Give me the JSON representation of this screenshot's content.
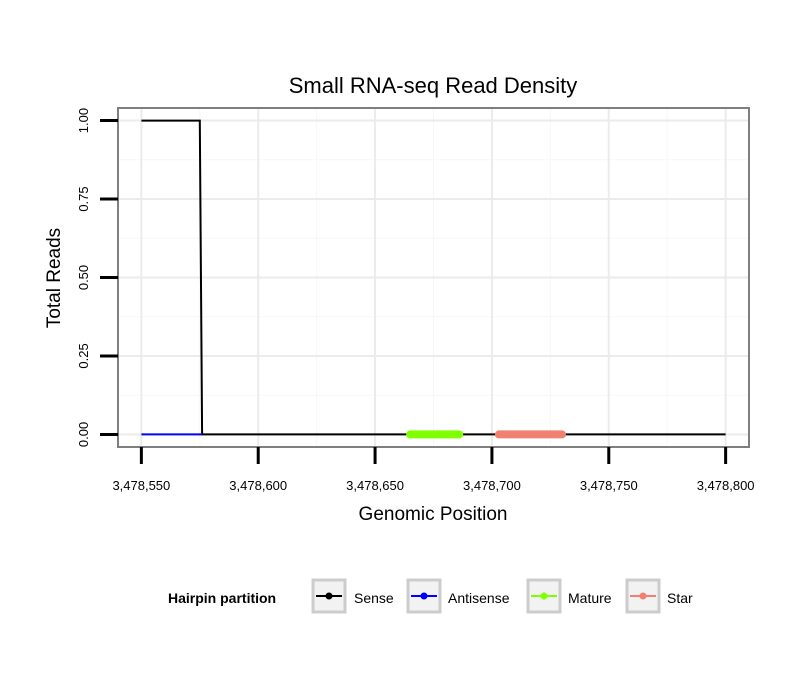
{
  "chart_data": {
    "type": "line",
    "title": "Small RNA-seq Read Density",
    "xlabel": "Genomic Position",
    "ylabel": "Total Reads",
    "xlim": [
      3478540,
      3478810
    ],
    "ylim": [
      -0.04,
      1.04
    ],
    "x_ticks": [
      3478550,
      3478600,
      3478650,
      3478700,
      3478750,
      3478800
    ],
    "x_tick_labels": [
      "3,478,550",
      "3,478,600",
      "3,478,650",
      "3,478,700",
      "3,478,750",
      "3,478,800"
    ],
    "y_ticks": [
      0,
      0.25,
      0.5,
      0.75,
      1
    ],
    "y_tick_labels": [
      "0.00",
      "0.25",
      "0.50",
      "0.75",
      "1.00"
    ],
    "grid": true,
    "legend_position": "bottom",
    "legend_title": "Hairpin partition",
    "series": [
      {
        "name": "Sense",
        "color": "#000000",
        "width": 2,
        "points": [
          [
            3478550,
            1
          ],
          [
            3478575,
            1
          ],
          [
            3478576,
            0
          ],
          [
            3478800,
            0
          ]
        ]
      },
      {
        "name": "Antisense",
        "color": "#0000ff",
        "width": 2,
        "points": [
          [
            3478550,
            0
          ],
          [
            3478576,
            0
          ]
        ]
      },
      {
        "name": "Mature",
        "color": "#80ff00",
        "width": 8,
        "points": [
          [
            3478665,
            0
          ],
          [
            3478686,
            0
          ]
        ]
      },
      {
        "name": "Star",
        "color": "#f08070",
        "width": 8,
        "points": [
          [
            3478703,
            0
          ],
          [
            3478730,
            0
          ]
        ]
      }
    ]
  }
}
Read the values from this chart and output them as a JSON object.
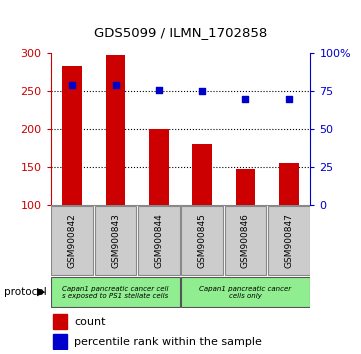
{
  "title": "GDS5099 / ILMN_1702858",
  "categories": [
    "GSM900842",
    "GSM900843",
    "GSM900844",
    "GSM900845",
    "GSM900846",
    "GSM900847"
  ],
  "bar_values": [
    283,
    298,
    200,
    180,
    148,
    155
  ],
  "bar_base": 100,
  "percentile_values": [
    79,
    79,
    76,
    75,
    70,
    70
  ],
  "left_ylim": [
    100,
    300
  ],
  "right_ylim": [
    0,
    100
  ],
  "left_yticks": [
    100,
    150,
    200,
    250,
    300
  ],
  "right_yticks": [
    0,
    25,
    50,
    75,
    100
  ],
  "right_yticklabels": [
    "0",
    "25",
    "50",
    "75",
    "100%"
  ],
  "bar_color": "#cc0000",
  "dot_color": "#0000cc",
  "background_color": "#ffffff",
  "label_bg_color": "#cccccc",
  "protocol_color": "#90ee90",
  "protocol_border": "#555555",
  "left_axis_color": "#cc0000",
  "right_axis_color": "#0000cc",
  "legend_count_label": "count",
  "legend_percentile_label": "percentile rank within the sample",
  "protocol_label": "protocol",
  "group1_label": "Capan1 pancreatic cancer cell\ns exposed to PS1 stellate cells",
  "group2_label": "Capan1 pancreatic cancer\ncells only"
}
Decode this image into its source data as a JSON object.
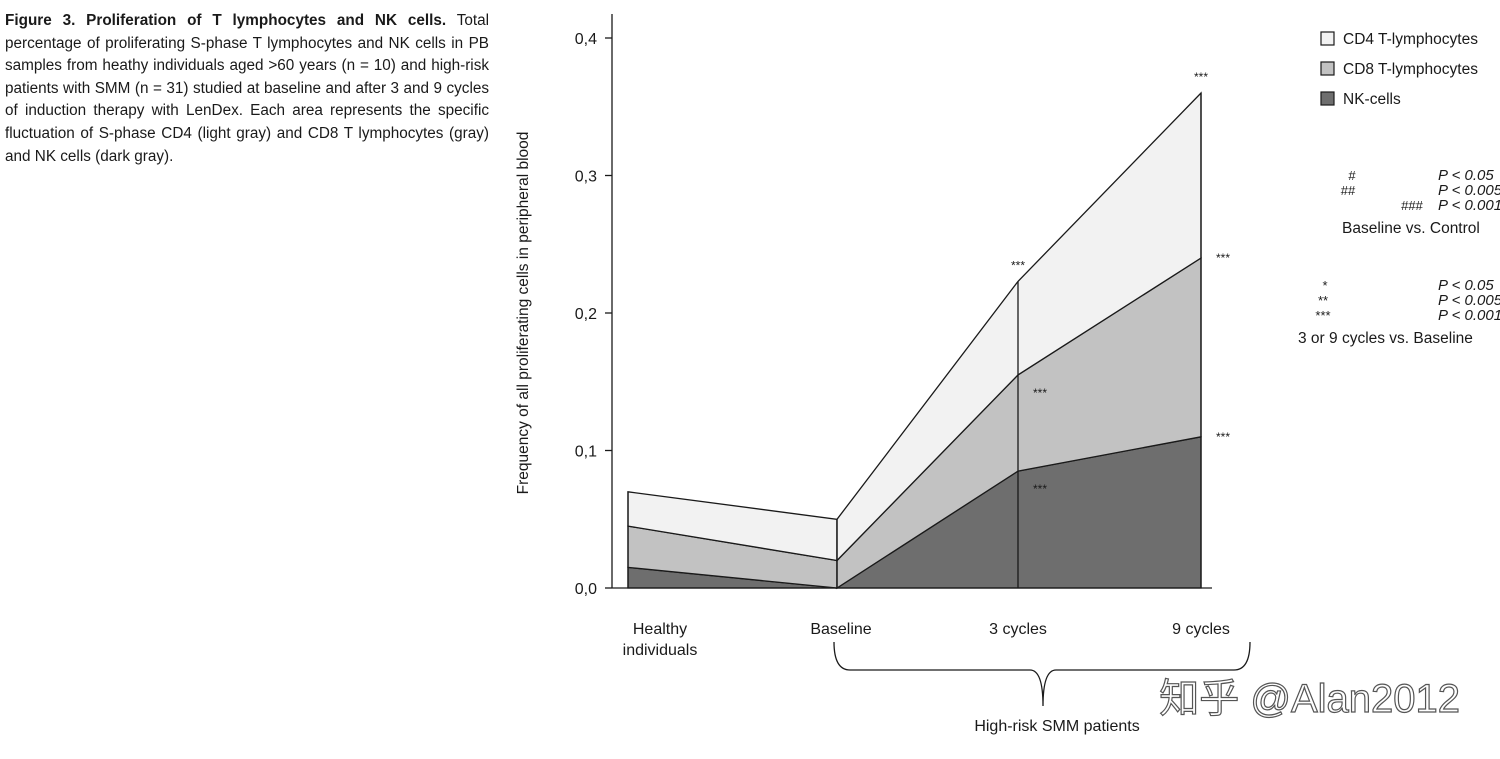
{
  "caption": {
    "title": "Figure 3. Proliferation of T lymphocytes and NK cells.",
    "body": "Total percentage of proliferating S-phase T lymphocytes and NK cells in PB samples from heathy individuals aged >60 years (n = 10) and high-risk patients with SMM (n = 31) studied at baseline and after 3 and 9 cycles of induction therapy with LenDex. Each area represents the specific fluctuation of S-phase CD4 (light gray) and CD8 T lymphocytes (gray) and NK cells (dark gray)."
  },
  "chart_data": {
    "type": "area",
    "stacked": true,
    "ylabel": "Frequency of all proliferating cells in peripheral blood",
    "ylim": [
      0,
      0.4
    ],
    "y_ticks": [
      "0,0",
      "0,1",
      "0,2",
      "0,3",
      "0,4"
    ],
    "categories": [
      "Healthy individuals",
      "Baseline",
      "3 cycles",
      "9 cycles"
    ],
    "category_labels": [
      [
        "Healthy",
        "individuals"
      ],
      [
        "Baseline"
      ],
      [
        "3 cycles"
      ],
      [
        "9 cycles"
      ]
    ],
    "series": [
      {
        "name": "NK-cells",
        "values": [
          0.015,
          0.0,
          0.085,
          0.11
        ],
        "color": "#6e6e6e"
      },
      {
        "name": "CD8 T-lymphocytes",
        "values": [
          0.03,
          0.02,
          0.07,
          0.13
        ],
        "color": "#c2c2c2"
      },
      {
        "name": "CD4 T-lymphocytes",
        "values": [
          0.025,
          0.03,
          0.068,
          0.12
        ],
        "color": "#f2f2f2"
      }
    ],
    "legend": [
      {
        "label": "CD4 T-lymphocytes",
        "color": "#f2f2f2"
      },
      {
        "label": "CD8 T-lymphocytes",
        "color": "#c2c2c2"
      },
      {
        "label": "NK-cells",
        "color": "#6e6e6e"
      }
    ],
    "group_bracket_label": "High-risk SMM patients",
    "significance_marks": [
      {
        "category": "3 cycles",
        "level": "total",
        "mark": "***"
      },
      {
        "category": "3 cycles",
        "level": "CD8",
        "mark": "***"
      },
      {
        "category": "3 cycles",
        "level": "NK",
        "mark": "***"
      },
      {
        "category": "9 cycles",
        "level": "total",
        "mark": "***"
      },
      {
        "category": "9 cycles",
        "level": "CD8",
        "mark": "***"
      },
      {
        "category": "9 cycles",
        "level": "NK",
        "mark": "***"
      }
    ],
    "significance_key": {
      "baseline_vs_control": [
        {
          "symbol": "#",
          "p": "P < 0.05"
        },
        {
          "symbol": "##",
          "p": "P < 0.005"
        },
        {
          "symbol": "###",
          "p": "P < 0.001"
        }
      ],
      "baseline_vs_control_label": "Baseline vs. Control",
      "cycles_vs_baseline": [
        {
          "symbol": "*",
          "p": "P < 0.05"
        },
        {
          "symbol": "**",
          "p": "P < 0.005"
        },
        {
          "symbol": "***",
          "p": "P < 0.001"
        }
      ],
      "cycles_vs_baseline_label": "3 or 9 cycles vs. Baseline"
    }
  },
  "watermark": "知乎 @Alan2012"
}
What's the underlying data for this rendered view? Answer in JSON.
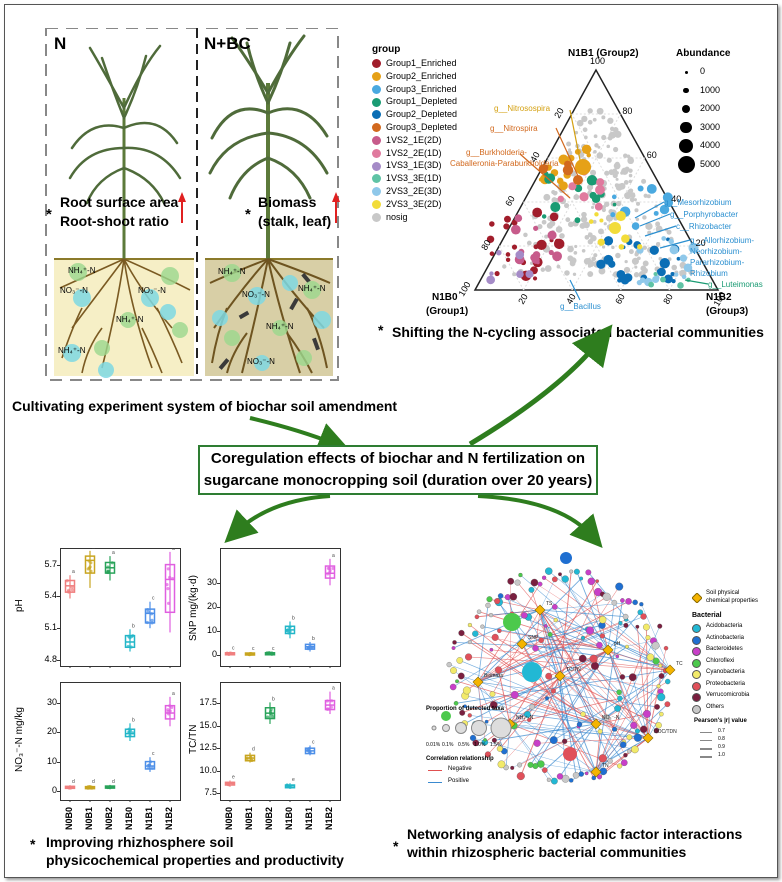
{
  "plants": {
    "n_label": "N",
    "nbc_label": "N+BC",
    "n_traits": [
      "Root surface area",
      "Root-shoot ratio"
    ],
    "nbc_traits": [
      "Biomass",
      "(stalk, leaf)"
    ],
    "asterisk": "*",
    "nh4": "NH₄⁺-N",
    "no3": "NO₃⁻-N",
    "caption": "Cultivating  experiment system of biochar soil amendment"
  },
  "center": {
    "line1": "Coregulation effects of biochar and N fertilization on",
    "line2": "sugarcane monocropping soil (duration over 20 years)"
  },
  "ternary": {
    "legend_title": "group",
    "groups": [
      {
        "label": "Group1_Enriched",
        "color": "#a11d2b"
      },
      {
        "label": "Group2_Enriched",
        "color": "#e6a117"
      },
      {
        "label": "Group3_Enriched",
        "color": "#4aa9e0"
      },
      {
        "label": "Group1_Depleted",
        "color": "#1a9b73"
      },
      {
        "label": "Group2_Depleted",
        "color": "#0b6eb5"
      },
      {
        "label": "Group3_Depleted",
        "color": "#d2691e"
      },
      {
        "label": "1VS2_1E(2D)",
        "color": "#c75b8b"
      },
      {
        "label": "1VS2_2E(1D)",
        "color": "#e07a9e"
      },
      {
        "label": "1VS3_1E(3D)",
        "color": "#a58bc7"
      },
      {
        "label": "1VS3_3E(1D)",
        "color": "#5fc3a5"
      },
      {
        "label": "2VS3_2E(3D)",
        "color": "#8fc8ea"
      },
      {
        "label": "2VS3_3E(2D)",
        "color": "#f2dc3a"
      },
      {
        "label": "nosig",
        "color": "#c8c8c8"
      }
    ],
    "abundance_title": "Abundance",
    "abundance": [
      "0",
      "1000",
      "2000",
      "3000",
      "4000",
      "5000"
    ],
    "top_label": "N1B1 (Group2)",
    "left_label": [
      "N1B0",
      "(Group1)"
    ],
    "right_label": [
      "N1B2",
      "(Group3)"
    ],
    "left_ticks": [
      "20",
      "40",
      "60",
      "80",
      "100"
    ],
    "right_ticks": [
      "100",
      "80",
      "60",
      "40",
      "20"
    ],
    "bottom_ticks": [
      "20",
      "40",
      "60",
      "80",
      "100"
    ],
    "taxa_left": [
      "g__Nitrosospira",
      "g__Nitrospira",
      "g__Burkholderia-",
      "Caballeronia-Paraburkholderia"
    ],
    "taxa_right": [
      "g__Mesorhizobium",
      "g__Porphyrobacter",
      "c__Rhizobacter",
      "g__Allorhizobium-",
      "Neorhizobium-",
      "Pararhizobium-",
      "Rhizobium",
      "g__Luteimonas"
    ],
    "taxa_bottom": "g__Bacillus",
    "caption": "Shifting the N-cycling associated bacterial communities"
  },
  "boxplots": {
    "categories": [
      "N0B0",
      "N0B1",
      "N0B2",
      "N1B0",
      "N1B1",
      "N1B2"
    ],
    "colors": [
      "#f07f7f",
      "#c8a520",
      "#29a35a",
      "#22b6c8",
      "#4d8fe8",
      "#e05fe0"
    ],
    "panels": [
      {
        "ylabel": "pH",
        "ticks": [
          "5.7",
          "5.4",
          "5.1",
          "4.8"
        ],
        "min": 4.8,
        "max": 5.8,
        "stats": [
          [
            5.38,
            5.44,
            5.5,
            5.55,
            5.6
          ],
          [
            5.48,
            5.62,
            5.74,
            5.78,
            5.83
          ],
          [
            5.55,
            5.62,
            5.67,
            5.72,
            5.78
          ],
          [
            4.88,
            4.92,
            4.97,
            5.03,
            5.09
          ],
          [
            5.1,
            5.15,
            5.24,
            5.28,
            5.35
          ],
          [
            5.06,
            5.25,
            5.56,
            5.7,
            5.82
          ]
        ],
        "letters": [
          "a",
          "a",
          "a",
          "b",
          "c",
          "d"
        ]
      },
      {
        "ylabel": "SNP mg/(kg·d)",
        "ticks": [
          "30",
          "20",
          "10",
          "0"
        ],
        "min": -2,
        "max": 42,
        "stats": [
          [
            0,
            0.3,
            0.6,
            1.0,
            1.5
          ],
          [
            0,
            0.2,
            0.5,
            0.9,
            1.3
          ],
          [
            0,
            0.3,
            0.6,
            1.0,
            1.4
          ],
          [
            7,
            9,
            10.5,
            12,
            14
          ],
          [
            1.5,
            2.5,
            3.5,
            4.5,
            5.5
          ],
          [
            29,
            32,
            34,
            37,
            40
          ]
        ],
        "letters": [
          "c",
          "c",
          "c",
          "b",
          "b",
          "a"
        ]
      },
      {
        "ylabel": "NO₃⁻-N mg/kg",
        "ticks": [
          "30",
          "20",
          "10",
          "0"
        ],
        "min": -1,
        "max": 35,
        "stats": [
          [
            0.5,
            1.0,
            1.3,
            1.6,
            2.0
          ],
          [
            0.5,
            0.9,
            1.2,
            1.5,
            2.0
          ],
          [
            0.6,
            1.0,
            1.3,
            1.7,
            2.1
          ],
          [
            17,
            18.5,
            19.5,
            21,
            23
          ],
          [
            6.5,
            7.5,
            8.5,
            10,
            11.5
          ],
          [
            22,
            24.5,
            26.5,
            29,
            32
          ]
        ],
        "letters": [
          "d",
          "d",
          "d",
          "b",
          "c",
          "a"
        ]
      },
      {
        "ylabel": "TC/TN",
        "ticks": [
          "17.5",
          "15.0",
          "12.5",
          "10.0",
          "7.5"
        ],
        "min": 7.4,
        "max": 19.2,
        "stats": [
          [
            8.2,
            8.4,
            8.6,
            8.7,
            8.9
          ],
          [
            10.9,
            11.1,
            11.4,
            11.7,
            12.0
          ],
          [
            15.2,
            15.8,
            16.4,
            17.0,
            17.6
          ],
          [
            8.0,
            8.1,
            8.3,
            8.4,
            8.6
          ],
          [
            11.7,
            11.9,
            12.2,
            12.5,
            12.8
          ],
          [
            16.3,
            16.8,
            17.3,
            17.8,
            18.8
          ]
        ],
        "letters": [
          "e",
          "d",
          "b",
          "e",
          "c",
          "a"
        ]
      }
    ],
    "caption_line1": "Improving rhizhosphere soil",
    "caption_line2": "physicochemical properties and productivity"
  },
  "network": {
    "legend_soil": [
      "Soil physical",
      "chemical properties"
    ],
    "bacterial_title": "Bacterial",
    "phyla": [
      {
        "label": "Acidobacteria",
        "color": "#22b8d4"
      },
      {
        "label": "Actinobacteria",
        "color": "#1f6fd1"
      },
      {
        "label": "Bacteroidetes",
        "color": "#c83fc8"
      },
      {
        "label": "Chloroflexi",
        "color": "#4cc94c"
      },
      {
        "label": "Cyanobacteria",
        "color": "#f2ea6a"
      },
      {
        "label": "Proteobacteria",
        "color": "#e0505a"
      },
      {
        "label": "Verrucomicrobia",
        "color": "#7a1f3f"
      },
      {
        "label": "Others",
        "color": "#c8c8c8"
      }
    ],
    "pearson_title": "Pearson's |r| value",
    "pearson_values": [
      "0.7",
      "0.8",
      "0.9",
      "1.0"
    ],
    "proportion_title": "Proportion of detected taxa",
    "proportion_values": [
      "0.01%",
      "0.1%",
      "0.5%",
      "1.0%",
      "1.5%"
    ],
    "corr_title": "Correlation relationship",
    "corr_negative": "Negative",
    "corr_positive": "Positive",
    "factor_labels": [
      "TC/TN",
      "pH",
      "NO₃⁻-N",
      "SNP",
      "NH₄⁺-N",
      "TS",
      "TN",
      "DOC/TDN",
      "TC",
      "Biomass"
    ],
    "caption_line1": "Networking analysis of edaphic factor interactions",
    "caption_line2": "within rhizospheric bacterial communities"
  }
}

- **Task brief**: Search the data for "from". Copy every matching line.

- **Exercise solution**:
Read the values from this chart and output them as a JSON object.
    "body": "Total percentage of proliferating S-phase T lymphocytes and NK cells in PB samples from heathy individuals aged >60 years (n = 10) and high-risk patients with SMM (n = 31) studied at baseline and after 3 and 9 cycles of induction therapy with LenDex. Each area represents the specific fluctuation of S-phase CD4 (light gray) and CD8 T lymphocytes (gray) and NK cells (dark gray)."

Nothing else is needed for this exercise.